INSTRUCTIONS TO FOLLOW: Begin at the start of the records and stop after the line containing "card-title: This week". Reproduce those lines with every "target-icon" swapped for "goal-icon", leaving everything else unchanged.

[Annotated region listings]
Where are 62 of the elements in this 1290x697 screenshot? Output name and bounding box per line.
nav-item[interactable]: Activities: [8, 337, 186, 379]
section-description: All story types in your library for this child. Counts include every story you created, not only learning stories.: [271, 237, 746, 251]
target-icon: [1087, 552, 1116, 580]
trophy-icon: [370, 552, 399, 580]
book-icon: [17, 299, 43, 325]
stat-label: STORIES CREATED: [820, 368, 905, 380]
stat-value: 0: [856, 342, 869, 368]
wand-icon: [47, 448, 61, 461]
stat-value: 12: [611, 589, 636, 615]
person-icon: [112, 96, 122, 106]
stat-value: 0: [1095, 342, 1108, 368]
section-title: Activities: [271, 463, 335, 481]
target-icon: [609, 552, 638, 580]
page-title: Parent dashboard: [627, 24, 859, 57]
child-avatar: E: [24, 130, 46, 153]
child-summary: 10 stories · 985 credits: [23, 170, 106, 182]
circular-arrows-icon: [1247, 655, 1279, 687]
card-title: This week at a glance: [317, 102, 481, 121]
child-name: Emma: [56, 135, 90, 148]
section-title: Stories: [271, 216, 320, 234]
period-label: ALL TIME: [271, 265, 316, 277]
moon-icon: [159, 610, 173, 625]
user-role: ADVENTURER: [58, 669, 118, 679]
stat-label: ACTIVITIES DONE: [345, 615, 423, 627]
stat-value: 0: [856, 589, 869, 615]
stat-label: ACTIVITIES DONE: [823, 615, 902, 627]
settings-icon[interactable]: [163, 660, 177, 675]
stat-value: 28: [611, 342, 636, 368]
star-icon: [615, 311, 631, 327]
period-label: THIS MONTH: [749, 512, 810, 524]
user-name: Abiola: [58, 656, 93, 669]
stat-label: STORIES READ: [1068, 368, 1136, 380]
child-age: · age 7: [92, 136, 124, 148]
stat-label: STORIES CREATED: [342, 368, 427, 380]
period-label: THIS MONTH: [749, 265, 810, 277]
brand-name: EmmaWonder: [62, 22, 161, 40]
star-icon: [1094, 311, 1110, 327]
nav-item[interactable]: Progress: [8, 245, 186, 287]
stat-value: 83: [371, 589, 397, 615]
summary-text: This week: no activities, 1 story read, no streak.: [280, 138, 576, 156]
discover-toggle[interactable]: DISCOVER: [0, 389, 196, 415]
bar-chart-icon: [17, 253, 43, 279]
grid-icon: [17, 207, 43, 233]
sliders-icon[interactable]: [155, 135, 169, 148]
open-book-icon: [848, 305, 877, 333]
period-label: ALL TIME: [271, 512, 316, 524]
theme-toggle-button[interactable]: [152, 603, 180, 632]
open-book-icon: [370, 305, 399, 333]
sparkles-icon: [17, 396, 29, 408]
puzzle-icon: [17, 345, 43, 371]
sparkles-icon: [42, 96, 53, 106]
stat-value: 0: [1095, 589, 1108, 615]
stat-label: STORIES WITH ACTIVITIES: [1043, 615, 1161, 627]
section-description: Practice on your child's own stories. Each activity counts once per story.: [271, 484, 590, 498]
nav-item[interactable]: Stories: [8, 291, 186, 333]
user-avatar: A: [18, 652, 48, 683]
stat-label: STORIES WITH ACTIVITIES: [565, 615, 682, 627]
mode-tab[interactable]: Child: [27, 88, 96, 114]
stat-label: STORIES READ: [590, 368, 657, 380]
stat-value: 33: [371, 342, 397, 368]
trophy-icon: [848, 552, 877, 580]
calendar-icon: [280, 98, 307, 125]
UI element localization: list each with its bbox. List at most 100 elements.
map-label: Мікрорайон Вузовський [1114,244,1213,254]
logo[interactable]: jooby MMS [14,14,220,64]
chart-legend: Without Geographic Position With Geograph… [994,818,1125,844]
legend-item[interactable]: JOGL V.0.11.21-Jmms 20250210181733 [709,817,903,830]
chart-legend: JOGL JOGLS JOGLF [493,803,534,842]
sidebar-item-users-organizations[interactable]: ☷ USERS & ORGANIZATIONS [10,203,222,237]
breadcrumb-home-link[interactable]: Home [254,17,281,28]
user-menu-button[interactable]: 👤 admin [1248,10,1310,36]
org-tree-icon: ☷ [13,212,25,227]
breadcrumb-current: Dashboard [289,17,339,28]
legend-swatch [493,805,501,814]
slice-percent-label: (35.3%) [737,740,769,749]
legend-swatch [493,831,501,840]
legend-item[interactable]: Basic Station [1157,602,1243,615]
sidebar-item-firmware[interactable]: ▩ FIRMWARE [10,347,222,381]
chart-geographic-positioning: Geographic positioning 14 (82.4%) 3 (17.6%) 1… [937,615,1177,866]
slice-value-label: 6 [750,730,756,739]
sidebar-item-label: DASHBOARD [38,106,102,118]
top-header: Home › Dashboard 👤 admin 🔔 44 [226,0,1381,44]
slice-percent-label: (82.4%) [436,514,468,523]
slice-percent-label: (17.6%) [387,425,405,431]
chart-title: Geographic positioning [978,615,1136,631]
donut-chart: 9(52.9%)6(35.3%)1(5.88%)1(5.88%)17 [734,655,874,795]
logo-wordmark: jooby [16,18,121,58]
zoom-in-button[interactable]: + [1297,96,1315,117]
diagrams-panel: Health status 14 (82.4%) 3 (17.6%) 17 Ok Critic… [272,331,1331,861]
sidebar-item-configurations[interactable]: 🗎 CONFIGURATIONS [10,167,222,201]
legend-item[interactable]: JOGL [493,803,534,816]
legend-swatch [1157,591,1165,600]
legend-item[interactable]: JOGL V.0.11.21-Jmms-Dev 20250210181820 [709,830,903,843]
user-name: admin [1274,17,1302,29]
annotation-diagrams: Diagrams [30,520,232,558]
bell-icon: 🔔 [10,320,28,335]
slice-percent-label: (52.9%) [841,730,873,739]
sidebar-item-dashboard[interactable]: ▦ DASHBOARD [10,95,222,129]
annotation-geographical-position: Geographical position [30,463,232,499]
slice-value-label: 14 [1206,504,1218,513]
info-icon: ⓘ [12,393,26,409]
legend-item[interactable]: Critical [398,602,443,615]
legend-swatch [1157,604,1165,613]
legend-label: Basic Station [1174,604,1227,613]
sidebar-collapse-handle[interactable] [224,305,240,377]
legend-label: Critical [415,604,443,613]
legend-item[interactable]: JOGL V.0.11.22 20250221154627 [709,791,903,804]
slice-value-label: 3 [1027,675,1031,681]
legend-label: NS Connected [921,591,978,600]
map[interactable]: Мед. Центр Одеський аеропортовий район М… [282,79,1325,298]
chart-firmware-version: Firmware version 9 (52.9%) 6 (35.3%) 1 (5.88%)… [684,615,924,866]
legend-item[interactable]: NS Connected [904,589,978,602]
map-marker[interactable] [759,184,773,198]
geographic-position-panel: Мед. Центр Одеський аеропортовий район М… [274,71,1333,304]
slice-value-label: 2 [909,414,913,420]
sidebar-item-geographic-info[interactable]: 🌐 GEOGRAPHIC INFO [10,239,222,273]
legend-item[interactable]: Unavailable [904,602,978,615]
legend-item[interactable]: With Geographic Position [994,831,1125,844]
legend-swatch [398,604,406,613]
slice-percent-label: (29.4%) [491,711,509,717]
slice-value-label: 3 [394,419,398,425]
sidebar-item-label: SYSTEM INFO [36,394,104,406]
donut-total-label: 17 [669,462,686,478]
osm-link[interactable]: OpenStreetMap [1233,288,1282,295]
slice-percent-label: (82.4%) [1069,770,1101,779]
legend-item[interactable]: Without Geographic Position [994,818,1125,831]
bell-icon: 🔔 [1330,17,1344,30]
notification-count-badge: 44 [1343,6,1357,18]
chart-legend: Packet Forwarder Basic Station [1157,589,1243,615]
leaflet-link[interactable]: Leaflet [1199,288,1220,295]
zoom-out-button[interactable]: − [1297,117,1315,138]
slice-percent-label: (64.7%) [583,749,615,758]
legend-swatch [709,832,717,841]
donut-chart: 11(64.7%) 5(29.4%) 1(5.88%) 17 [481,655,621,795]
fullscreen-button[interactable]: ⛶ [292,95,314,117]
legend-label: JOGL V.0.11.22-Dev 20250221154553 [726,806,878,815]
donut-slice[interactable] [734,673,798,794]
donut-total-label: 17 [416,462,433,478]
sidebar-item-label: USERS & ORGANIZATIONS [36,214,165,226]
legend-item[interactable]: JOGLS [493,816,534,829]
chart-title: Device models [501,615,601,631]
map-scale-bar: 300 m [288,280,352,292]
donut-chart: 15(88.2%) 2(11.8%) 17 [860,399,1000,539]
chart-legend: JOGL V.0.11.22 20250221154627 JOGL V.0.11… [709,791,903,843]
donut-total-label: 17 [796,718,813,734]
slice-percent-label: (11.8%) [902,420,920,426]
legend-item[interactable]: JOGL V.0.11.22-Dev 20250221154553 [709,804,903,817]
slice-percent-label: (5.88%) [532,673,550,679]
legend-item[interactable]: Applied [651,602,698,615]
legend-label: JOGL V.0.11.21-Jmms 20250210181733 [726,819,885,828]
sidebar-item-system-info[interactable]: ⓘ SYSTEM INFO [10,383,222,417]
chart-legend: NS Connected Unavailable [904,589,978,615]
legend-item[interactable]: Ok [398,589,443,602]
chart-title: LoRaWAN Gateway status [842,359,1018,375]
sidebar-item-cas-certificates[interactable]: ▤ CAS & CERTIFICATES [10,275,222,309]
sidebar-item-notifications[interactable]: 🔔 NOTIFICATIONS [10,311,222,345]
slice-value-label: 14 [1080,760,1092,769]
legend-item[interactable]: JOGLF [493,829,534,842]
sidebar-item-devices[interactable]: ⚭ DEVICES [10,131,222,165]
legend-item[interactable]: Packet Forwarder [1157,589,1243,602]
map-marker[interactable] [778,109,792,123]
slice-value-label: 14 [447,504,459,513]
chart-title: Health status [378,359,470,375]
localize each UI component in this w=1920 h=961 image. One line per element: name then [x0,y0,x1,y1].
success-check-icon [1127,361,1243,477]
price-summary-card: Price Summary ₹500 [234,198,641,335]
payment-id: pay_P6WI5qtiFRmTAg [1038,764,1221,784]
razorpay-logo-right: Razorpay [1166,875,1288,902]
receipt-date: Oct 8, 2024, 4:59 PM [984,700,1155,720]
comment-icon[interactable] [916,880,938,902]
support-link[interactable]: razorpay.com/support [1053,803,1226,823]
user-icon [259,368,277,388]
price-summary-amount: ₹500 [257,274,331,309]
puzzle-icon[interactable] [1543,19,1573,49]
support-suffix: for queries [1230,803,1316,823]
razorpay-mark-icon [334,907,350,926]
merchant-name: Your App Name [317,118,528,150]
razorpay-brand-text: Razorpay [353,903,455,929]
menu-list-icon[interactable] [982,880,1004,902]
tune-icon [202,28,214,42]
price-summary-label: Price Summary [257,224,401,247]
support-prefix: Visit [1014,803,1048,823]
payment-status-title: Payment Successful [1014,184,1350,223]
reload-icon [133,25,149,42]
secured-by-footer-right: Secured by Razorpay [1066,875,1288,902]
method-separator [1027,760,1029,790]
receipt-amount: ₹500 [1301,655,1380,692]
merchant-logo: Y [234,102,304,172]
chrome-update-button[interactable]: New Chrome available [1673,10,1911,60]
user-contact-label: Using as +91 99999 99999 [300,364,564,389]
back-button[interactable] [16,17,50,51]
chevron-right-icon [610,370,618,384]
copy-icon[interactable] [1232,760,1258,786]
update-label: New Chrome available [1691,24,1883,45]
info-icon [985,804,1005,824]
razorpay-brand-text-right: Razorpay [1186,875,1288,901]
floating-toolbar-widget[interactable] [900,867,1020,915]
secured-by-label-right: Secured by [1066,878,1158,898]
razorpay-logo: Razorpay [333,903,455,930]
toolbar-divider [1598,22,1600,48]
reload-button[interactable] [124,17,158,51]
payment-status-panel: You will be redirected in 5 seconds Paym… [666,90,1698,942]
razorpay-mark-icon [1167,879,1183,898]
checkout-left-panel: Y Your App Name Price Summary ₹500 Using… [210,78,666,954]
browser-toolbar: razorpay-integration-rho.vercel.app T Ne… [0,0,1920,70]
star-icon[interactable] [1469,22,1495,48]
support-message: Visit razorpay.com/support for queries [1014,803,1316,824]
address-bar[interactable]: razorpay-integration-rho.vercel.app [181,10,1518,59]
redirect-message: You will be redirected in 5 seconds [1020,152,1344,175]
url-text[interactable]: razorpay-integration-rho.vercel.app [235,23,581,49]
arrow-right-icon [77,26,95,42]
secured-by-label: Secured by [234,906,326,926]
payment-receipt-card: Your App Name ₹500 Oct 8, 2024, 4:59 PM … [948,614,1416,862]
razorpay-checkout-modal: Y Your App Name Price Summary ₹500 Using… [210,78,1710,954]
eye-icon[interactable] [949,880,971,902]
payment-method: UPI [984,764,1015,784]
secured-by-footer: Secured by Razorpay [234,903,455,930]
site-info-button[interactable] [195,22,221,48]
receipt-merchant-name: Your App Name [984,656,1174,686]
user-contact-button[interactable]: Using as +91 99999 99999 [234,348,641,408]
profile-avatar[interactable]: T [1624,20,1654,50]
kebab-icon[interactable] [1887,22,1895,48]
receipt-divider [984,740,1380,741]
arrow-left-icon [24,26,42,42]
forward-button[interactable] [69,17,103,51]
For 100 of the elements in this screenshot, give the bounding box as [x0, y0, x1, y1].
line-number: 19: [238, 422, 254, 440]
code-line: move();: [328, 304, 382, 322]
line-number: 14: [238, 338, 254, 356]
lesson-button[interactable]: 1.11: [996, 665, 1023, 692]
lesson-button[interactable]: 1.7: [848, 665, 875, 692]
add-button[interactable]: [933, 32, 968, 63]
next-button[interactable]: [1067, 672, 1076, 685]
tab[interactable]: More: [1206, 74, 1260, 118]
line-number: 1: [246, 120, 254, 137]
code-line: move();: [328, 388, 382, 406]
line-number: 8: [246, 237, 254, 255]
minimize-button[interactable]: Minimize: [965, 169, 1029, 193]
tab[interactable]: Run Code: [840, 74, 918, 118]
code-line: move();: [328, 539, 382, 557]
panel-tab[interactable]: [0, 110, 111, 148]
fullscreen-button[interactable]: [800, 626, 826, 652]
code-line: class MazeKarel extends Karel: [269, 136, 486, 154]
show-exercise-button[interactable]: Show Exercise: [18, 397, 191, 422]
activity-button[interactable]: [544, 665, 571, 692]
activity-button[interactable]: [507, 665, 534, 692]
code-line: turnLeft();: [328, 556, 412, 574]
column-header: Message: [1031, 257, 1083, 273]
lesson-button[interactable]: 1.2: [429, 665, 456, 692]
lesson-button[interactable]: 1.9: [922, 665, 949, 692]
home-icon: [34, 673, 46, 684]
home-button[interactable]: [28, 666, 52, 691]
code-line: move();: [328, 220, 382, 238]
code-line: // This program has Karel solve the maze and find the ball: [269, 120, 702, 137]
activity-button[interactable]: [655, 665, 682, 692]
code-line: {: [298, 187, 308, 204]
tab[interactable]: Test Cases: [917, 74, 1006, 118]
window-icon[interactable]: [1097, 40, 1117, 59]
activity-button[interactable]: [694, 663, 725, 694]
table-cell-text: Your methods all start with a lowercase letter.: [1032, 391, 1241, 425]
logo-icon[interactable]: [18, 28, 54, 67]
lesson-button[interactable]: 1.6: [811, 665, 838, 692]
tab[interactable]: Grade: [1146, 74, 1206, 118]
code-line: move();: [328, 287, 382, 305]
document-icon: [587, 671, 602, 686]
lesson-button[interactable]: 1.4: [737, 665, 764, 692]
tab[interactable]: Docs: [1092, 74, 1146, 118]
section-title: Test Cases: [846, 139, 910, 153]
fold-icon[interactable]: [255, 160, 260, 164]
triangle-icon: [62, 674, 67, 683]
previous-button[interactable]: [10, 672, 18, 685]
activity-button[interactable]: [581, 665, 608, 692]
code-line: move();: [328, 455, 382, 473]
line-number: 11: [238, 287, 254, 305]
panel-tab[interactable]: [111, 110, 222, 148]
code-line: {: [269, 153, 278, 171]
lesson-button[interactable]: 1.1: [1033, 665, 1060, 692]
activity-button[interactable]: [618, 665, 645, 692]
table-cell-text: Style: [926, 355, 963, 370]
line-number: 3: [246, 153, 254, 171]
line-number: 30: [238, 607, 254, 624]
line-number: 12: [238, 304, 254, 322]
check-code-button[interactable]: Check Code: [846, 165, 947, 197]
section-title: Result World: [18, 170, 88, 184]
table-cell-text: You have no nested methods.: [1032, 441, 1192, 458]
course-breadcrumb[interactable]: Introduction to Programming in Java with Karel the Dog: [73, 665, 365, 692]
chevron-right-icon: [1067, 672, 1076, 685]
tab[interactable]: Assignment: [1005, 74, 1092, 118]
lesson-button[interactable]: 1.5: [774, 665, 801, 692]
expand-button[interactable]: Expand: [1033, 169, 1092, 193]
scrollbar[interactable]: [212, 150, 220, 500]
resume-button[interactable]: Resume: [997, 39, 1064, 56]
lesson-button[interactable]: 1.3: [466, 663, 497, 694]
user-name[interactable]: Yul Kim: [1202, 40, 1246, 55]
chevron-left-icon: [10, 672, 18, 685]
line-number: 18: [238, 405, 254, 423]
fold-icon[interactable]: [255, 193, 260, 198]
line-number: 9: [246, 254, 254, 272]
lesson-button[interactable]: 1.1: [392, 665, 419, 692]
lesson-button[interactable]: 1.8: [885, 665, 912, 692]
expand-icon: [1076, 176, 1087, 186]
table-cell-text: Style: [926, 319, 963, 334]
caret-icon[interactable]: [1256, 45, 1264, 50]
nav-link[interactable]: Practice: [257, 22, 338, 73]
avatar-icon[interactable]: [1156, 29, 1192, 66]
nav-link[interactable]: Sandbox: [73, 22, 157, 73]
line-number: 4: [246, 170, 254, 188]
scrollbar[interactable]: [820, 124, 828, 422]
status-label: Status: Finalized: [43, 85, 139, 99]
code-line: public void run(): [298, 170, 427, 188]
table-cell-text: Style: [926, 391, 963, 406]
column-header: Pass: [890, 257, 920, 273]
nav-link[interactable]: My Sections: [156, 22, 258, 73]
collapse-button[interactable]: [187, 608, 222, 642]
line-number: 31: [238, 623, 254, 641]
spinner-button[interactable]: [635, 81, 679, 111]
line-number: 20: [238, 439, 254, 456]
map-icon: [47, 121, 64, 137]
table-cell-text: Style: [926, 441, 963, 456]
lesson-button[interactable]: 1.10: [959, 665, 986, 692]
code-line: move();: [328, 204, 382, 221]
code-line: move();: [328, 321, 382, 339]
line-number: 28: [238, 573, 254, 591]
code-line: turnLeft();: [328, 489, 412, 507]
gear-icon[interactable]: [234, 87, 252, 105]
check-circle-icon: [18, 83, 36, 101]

WRITTEN ANSWER:
Where are 62 of the elements in this 1290x697 screenshot? Output name and bounding box per line.
nav-item[interactable]: Activities: [8, 337, 186, 379]
section-description: All story types in your library for this child. Counts include every story you created, not only learning stories.: [271, 237, 746, 251]
goal-icon: [1087, 552, 1116, 580]
trophy-icon: [370, 552, 399, 580]
book-icon: [17, 299, 43, 325]
stat-label: STORIES CREATED: [820, 368, 905, 380]
stat-value: 0: [856, 342, 869, 368]
wand-icon: [47, 448, 61, 461]
stat-value: 12: [611, 589, 636, 615]
person-icon: [112, 96, 122, 106]
stat-value: 0: [1095, 342, 1108, 368]
section-title: Activities: [271, 463, 335, 481]
goal-icon: [609, 552, 638, 580]
page-title: Parent dashboard: [627, 24, 859, 57]
child-avatar: E: [24, 130, 46, 153]
child-summary: 10 stories · 985 credits: [23, 170, 106, 182]
circular-arrows-icon: [1247, 655, 1279, 687]
card-title: This week at a glance: [317, 102, 481, 121]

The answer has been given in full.